● **Provided text**:
"""
JIM LEHRER: And now to the analysis of Shields and Brooks, syndicated columnist Mark Shields, New York Times columnist David Brooks.
David, first, go back to the discussion that Jeff ran on 9/11 and tolerance, et cetera. What was your reaction to that?
DAVID BROOKS: Well, first, on Islamophobia, I think the evidence is at best mixed about the level of Islamophobia in the United States. The polls certainly do suggest an impact, but, in reality, as Nick Gillespie mentioned, the hate crimes are not up. I think most of the people who are the most vitriolic are off on the extreme. And, so, it is mixed.
As far as our ideals go, I wouldn't say the situation is where we would want it to be. But, as far as history goes, you know, I actually think United States culture is doing reasonably well. In Ray's piece, we just saw the fact that, for the last nine years, American soldiers and others have been getting killed and wounded by Islamic extremists, Taliban, al-Qaida in Iraq, and so on.
Well, we know what happens to countries in war. In World War II, do you think American attitudes towards Japanese were very good? No, they weren't. In World War I, attitudes towards the Germans, not very good.
So, it happens when you -- in a hot, emotional situation, when people in your country are getting killed, sometimes, prejudices do rise. I think, compared to those levels, or even compared to Vietnam, attitudes toward the Vietnamese, I think it is much, much better. So, my bottom line would be, not where we would want it to be to match our ideals, but, historically, maybe better than in past wars.
JIM LEHRER: Mark?
MARK SHIELDS: I am not as upbeat about it as David. I think that there has been a frenzy of anti-Muslim activity and rhetoric. And it is not just the province of the marginalized, of the few. It has become mainline. It's become mainline with -- for political advantage.
Newt Gingrich, I mean, the man who is described as the brains of the Republican Party, is -- is a leading proponent and expropriator of this sort of language. Fifty years ago this coming Sunday, John Kennedy gave his speech to the Houston ministers. And he said in it, he said: "This year, it may be a Catholic whom the finger of suspicion is pointed. In other years, it has been and may some day be again a Jew, a Quaker, a Unitarian, or a Baptist," and you would add to that a Muslim.
"""
● **Stored data**:
"""
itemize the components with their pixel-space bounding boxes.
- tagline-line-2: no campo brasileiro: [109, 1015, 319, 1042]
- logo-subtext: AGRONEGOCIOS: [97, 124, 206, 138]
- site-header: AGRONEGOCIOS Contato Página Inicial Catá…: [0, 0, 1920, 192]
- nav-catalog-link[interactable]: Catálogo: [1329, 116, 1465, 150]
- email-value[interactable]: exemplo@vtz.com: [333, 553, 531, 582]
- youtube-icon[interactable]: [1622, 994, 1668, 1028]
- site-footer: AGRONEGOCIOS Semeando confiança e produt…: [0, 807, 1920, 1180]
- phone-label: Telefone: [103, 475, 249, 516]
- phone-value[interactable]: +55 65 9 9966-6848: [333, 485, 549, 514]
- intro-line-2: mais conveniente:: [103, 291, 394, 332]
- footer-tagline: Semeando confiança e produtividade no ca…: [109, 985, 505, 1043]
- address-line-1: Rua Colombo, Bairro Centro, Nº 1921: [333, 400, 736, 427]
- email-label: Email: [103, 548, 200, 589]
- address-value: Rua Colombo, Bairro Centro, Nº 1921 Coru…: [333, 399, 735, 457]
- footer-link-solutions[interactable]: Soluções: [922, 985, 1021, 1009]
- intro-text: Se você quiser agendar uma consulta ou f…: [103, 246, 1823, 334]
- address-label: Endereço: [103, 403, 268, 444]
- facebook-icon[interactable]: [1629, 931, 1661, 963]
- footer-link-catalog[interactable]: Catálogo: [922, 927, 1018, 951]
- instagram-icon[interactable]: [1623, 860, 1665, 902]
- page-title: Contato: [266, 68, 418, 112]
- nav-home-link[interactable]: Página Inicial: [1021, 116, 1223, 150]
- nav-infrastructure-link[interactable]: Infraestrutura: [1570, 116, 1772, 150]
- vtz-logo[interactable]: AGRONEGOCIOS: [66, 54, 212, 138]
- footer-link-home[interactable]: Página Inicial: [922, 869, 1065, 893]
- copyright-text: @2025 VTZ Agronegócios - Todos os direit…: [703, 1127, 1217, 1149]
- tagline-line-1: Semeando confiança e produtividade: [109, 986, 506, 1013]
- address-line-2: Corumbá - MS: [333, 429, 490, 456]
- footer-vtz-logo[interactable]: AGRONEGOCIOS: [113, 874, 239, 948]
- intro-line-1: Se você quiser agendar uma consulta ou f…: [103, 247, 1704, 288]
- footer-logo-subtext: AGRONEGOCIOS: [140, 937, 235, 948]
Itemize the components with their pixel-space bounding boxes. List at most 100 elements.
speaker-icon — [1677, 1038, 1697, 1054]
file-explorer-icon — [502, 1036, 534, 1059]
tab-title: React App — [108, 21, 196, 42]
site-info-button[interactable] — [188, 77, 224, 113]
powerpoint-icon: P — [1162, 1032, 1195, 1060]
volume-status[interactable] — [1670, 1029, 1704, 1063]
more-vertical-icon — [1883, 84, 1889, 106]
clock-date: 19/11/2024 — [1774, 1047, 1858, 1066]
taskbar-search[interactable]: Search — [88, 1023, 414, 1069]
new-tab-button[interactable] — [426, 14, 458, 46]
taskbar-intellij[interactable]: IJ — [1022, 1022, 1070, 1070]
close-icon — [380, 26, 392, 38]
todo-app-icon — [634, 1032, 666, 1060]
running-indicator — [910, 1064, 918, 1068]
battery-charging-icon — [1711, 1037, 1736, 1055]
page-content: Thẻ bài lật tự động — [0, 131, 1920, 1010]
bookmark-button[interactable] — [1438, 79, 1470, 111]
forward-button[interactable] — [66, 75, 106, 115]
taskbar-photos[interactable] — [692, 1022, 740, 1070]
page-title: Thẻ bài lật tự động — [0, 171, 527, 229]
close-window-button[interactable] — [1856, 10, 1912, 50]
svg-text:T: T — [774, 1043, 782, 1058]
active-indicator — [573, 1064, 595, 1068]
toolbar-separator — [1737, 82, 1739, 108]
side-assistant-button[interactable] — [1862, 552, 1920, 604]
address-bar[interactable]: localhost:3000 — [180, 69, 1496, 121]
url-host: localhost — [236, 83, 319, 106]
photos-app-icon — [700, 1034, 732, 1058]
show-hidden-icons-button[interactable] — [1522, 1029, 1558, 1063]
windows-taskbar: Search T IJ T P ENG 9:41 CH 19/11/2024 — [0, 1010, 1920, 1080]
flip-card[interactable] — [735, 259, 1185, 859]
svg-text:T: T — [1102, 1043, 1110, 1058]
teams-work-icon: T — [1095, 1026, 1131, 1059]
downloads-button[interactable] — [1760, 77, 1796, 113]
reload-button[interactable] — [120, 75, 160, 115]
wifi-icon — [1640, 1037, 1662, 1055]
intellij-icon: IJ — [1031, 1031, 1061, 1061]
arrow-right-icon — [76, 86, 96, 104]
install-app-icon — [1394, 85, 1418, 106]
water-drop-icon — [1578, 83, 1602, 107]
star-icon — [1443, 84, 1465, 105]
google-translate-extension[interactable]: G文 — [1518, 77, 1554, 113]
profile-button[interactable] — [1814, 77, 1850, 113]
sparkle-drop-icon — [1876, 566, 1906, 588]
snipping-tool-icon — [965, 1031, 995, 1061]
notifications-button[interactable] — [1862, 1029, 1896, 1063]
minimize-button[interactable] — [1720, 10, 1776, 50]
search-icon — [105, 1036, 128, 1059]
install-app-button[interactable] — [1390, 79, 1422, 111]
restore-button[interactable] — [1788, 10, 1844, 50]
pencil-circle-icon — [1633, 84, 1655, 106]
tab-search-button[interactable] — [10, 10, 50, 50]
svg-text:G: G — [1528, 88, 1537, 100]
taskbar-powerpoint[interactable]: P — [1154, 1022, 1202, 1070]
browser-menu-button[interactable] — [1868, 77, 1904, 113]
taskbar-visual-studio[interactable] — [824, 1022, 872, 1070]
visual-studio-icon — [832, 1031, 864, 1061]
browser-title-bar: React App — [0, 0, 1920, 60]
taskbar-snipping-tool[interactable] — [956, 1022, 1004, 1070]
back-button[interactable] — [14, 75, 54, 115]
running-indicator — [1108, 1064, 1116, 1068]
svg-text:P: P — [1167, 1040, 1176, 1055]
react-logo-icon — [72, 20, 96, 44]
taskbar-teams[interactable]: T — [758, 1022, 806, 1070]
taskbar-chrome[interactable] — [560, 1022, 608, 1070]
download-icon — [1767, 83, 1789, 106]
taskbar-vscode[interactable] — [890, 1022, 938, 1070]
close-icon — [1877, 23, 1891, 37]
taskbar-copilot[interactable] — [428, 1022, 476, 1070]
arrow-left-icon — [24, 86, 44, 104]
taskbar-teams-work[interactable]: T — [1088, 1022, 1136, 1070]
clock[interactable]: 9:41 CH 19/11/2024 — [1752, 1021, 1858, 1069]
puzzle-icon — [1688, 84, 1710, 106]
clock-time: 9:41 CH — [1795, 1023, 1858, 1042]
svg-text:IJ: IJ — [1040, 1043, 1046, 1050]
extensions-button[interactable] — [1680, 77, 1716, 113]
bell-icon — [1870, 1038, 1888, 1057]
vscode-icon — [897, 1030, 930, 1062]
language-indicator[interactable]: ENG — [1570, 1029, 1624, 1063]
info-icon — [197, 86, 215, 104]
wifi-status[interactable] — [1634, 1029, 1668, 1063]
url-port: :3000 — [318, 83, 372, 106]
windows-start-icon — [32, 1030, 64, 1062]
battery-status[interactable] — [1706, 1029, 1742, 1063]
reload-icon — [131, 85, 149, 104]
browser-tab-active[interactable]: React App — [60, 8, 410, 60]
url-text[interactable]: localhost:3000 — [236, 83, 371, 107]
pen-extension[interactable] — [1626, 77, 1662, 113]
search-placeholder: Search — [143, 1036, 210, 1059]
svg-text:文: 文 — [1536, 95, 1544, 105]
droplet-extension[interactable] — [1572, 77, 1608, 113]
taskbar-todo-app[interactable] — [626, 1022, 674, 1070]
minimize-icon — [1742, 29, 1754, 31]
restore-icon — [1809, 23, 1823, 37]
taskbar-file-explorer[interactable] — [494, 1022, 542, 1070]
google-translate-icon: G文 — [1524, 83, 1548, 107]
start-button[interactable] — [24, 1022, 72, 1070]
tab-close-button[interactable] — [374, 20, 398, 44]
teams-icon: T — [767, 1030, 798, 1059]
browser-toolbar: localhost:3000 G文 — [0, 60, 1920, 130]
"""
● **Aim A**: Quote the Shields and Brooks transcript from "Newt Gingrich, I" to "that a Muslim.".
● **Aim B**: Write what comes next in the Shields and Brooks transcript, starting after its final sentence.
The listing is separate material from the Shields and Brooks transcript.

● **Task result A**:
Newt Gingrich, I mean, the man who is described as the brains of the Republican Party, is -- is a leading proponent and expropriator of this sort of language. Fifty years ago this coming Sunday, John Kennedy gave his speech to the Houston ministers. And he said in it, he said: "This year, it may be a Catholic whom the finger of suspicion is pointed. In other years, it has been and may some day be again a Jew, a Quaker, a Unitarian, or a Baptist," and you would add to that a Muslim.

● **Task result B**:
And there is something the president said today I thought was right on point. And that is that there is a sense, when we don't know other people, and that ignorance is really -- and I'm paraphrasing him here -- but ignorance is -- is not risk-free. It is dangerous.
And that is, I think, an important element here. It shows how little we know about the Muslim world -- I think this past week has -- and how little, obviously, they know about us in a nation that, as David points out, is 70 percent illiterate and the second poorest nation in the world.
JIM LEHRER: David, the president also said and also it was mentioned in the discussion that a lot of this also rises at moments of legitimate anxiety about other things, which is what we have now about the economy. Do you buy that?
DAVID BROOKS: I do buy that. I think if you go back to, say, the late '30s, when the Depression was really lingering on, Father Coughlins of the world, I think you definitely get people looking for anxiety. And I think maybe it was Nick Gillespie also who mentioned the hostility toward immigration, which has been rising. And so I do think it's...
JIM LEHRER: The hostility has been rising, but illegal immigration has...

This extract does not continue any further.